▶ [Task goal]: Your task is to locate every line holding the string "окна" and to copy each of them.

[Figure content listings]
......

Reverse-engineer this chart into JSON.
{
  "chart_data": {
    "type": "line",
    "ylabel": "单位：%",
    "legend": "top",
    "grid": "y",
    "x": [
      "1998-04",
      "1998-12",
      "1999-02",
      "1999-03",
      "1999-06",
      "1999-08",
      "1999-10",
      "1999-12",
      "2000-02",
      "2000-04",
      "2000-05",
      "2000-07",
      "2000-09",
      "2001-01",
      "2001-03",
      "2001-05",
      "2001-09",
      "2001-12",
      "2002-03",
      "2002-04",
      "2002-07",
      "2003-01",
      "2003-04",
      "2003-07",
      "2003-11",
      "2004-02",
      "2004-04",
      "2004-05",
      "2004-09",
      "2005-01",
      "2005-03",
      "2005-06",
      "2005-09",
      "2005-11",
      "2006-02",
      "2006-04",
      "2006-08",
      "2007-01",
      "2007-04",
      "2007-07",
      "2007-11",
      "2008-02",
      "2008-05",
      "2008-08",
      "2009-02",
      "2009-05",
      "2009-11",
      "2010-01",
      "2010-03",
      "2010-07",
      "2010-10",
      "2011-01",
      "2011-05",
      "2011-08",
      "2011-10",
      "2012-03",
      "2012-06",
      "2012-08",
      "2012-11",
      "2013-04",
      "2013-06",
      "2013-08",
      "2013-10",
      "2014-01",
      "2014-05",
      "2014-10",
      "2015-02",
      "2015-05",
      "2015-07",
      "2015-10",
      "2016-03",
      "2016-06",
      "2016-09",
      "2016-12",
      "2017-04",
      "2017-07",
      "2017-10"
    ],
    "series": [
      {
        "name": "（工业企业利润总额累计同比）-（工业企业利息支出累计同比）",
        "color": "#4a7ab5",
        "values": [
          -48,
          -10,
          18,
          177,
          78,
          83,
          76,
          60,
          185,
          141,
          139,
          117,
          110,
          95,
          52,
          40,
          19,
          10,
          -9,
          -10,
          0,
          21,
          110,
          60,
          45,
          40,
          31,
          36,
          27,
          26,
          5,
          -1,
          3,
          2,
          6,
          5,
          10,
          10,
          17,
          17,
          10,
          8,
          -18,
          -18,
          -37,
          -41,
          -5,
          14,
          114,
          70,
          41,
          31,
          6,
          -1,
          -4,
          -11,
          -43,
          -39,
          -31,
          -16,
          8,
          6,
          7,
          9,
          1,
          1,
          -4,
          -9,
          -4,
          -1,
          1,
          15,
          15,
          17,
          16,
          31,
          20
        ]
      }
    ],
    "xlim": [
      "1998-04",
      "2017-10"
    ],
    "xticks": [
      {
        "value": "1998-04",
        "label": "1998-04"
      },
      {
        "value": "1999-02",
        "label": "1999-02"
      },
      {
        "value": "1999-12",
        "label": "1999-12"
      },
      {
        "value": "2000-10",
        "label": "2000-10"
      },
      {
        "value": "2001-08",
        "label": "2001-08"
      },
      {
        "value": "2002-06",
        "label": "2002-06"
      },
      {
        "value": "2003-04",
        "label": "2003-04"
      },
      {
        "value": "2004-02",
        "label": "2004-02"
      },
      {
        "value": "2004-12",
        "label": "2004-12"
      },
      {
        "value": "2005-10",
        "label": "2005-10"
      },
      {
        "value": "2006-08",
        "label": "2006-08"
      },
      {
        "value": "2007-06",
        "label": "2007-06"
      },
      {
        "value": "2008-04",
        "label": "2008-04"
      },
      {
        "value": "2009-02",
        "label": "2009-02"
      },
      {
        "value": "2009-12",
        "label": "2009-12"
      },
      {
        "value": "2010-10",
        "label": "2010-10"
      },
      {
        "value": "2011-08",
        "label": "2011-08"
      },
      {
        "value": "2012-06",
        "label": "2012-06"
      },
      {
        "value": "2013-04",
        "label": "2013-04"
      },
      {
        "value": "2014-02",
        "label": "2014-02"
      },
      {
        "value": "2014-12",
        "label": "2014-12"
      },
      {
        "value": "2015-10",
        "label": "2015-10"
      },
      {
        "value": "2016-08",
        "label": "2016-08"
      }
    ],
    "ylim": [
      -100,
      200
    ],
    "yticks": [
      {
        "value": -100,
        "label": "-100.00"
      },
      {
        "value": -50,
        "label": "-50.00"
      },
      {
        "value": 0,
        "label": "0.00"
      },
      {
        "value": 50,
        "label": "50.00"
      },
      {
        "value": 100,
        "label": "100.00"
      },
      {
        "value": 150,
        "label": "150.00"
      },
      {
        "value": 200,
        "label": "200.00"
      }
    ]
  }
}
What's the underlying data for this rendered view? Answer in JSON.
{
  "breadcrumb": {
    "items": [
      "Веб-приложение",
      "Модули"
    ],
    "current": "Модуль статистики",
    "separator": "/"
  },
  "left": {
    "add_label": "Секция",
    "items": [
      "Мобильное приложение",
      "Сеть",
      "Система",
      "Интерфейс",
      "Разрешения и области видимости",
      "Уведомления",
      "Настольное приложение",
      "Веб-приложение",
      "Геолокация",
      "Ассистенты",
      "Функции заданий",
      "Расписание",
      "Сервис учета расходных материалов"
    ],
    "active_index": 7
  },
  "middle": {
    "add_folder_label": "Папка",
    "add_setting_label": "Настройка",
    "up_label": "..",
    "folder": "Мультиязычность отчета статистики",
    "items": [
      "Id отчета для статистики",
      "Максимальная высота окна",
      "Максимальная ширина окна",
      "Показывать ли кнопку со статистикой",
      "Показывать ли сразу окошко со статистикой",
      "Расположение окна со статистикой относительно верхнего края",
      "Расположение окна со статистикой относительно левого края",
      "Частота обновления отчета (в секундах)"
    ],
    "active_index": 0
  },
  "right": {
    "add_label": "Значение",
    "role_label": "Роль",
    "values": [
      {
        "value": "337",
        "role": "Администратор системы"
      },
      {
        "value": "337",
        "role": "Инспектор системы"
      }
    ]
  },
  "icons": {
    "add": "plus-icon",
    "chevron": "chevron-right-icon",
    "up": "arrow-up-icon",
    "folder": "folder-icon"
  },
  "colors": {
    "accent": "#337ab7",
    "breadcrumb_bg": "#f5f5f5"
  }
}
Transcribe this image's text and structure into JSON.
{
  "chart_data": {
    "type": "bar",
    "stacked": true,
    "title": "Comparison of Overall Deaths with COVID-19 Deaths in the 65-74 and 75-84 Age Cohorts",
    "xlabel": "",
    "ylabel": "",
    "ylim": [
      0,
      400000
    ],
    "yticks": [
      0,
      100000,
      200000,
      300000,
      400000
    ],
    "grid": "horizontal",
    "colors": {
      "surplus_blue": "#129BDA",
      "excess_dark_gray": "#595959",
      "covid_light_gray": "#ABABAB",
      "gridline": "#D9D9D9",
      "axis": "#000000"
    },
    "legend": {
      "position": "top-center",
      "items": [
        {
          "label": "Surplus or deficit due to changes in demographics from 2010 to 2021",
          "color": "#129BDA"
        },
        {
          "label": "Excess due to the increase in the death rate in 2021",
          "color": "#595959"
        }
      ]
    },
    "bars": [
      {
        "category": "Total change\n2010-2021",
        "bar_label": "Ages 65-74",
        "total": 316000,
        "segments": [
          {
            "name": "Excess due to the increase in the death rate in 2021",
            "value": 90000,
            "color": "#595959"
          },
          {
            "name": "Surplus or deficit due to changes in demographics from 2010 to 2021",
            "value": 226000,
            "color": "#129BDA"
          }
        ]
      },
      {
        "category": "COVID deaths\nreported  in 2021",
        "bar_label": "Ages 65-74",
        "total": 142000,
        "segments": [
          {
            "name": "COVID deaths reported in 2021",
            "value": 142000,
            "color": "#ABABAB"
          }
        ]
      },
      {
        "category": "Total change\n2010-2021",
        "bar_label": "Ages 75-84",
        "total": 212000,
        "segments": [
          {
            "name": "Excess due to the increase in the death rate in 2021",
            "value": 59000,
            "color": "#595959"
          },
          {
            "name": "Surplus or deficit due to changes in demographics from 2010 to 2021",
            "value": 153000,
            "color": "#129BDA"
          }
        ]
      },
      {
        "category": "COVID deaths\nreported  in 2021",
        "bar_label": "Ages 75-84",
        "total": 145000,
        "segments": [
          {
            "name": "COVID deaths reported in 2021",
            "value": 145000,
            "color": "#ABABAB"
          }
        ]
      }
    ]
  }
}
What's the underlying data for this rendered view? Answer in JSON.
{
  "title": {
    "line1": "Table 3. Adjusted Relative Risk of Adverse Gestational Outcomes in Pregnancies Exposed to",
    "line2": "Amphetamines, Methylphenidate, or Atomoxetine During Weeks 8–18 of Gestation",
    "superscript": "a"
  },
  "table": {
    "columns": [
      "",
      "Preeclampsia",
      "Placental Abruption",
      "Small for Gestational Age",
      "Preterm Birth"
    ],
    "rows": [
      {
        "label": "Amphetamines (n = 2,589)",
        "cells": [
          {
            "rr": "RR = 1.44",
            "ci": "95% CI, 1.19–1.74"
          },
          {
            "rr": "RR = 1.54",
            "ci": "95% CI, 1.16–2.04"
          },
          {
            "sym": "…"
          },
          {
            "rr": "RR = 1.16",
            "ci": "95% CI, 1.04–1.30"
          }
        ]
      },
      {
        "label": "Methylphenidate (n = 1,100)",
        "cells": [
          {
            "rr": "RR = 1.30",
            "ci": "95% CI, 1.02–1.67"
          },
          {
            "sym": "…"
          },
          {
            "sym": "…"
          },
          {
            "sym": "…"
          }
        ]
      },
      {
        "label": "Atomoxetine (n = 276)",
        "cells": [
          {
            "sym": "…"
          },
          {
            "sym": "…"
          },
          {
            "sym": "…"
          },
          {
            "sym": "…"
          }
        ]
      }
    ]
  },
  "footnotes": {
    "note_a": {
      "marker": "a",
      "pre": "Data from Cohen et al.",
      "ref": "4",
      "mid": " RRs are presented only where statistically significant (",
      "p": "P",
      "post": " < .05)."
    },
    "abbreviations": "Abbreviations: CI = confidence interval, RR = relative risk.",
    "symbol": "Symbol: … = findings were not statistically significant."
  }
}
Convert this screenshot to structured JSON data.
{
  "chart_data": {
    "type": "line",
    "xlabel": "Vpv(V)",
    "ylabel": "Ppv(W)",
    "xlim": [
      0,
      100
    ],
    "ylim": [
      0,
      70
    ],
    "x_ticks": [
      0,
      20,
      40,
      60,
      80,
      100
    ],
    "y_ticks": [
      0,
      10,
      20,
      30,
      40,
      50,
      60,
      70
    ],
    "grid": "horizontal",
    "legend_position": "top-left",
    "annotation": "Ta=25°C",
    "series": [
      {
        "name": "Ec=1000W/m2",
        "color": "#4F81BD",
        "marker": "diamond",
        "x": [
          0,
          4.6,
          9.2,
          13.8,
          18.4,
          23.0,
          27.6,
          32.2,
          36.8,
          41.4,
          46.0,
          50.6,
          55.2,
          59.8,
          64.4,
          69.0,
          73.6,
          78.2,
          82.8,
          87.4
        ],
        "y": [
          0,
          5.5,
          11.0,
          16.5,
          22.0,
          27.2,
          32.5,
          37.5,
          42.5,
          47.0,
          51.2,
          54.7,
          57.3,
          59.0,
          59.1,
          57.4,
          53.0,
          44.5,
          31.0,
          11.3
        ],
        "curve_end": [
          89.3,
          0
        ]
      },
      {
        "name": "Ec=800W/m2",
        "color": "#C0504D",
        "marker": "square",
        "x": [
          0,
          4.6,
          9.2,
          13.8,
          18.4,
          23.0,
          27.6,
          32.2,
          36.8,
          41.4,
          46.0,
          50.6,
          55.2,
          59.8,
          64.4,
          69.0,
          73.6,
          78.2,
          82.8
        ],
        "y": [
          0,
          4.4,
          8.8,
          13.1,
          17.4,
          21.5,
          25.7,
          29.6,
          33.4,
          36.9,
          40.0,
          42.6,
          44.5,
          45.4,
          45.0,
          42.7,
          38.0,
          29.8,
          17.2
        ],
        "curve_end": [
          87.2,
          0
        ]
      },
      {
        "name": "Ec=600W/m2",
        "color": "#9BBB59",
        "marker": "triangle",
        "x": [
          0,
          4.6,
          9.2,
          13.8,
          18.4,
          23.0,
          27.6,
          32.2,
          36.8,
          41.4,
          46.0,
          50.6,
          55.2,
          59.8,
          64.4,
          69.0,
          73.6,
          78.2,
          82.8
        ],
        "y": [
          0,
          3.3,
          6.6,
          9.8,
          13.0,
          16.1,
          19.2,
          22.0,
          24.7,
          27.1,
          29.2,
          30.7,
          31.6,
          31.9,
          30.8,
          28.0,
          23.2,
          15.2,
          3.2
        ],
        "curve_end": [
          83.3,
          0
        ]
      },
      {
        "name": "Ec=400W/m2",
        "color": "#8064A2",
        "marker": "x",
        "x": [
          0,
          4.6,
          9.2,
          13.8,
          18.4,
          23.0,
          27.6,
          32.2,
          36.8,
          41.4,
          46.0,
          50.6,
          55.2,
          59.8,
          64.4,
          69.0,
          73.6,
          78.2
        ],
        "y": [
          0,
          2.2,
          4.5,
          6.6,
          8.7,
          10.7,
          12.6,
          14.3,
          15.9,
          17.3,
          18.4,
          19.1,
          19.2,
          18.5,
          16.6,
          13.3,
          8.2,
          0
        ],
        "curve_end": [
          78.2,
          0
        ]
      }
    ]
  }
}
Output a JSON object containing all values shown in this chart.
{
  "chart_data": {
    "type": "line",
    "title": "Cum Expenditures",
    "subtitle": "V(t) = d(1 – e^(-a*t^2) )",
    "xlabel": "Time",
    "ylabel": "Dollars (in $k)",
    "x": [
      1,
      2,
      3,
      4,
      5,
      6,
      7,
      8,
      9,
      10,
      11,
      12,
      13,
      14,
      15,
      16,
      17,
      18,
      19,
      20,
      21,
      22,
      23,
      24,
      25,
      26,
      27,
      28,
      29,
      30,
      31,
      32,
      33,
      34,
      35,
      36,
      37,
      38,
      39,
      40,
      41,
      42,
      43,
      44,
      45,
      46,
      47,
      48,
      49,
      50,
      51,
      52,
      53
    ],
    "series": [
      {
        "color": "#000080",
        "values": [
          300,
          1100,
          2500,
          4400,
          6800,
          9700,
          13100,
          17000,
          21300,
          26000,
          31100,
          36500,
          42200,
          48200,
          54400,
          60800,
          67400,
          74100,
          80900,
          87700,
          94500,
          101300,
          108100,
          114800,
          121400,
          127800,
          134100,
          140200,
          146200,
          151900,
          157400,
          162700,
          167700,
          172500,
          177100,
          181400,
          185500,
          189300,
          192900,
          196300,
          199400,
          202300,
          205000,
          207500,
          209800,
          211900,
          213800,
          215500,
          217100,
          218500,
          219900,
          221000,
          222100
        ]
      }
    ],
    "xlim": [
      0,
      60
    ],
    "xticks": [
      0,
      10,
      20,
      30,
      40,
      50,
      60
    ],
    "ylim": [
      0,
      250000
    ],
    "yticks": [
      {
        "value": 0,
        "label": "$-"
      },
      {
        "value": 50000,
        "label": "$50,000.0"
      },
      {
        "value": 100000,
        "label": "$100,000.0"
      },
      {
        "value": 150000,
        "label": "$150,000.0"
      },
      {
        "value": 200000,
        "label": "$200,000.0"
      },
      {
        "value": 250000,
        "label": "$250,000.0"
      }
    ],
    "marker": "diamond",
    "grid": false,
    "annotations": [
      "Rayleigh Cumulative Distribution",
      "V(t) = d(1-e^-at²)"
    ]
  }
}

......

▶ [Final result]:
      "Максимальная высота окна",
      "Максимальная ширина окна",
      "Расположение окна со статистикой относительно верхнего края",
      "Расположение окна со статистикой относительно левого края",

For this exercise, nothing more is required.